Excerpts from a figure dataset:
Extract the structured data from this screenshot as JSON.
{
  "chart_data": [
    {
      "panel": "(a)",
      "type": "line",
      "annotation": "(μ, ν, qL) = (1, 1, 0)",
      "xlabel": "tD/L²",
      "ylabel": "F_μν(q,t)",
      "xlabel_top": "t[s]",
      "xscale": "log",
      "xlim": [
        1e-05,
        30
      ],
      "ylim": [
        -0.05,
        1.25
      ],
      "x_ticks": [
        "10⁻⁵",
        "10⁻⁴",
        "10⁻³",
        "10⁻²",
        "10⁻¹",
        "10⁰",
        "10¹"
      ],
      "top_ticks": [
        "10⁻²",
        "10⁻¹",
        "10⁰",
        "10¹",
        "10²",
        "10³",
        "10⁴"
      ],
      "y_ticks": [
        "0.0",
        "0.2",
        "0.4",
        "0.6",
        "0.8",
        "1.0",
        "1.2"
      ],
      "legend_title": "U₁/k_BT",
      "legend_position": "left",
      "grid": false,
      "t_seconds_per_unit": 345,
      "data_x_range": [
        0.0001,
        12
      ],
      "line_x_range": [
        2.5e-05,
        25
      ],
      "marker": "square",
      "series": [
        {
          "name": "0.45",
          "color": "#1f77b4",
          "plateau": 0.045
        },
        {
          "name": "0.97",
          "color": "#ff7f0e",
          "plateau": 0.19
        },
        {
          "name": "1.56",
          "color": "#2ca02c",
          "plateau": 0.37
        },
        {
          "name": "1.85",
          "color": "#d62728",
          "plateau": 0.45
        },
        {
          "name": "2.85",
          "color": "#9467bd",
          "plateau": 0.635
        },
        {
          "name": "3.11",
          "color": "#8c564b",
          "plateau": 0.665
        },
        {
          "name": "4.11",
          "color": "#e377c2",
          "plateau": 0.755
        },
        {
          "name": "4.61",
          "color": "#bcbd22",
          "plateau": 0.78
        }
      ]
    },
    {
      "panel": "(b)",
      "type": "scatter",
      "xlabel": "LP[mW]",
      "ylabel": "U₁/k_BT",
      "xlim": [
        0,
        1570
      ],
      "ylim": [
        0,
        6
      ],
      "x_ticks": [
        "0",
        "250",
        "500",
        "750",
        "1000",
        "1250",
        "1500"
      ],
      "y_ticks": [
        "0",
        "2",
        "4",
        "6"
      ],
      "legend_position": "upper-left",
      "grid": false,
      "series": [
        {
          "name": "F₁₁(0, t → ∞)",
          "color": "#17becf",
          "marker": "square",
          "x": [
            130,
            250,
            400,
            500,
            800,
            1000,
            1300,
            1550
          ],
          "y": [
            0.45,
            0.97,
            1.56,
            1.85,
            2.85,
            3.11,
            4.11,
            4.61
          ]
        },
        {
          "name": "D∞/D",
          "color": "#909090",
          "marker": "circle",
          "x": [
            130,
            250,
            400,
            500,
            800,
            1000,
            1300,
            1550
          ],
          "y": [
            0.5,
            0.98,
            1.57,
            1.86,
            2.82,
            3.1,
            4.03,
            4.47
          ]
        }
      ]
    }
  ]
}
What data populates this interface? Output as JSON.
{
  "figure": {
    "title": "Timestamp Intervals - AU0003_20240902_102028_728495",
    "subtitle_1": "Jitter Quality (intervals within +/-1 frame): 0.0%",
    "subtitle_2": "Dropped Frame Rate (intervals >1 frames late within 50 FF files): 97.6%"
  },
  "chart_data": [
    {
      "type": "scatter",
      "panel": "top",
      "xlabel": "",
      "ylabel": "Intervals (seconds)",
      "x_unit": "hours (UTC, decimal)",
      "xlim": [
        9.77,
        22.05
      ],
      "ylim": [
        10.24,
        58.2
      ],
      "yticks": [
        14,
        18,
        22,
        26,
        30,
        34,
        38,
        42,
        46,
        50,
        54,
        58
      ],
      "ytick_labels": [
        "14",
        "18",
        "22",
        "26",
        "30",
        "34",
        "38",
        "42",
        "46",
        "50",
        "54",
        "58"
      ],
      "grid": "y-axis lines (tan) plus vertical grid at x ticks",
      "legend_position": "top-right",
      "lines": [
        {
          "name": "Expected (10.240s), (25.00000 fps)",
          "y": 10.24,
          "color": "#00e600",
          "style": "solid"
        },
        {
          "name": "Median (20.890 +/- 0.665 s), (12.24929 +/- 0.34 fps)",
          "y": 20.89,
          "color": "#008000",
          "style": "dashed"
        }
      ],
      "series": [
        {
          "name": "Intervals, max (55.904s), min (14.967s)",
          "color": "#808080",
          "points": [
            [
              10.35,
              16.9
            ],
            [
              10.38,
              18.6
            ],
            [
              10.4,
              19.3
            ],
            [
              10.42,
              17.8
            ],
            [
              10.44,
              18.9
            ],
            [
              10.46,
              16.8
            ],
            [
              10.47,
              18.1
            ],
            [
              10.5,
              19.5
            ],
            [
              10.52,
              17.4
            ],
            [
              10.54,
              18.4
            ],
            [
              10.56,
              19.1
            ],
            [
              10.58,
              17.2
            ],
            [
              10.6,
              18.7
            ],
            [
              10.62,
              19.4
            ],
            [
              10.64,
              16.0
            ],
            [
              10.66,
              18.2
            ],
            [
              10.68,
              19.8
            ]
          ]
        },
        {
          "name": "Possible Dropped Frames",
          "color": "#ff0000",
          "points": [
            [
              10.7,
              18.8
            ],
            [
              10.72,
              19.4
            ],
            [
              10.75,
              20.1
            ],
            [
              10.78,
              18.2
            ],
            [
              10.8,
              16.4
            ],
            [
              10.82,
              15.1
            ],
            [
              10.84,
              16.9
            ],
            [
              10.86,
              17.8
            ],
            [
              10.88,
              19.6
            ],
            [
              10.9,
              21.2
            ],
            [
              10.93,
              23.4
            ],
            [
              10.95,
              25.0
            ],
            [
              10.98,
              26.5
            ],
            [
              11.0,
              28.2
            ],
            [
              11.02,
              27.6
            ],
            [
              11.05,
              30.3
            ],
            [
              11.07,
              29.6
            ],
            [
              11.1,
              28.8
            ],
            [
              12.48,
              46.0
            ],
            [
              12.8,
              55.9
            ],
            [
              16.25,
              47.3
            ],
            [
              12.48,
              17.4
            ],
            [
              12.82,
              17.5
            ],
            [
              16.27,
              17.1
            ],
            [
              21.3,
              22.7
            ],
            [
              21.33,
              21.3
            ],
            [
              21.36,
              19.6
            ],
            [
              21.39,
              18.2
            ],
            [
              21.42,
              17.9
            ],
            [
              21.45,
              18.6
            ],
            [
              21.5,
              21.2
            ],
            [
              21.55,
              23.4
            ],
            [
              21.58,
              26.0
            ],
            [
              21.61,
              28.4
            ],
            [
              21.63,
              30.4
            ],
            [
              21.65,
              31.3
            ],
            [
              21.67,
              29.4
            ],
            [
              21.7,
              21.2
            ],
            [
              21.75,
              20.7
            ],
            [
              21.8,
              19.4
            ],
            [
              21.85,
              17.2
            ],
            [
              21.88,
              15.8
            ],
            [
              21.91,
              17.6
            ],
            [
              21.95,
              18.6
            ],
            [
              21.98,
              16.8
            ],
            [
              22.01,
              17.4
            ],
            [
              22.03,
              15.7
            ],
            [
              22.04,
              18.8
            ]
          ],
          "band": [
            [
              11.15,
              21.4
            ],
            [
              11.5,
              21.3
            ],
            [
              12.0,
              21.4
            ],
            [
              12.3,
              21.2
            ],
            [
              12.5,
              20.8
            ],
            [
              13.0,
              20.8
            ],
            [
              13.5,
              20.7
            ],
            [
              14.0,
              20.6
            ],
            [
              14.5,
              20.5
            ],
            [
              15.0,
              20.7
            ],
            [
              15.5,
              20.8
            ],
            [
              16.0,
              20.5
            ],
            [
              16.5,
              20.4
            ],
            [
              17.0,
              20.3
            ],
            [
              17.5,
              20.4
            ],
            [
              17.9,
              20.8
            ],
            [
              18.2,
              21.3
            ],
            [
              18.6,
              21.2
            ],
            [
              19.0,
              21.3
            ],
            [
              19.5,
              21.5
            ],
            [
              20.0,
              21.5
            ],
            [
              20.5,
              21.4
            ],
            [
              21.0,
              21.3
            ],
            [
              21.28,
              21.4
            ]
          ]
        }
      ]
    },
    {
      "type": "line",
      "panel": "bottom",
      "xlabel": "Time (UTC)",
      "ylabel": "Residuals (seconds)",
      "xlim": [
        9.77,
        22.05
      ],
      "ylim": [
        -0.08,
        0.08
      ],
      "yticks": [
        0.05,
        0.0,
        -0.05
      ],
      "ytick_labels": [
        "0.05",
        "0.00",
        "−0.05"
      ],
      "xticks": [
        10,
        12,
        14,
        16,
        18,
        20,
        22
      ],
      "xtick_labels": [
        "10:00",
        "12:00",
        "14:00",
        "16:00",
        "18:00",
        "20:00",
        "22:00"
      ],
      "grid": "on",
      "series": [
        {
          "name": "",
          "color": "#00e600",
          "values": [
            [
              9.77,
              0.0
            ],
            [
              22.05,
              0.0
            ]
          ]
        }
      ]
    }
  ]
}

◆ **Task to carry out**:
Using the entries above, return each line that includes the word "Dropped".

◆ **Written answer**:
    "subtitle_2": "Dropped Frame Rate (intervals >1 frames late within 50 FF files): 97.6%"
          "name": "Possible Dropped Frames",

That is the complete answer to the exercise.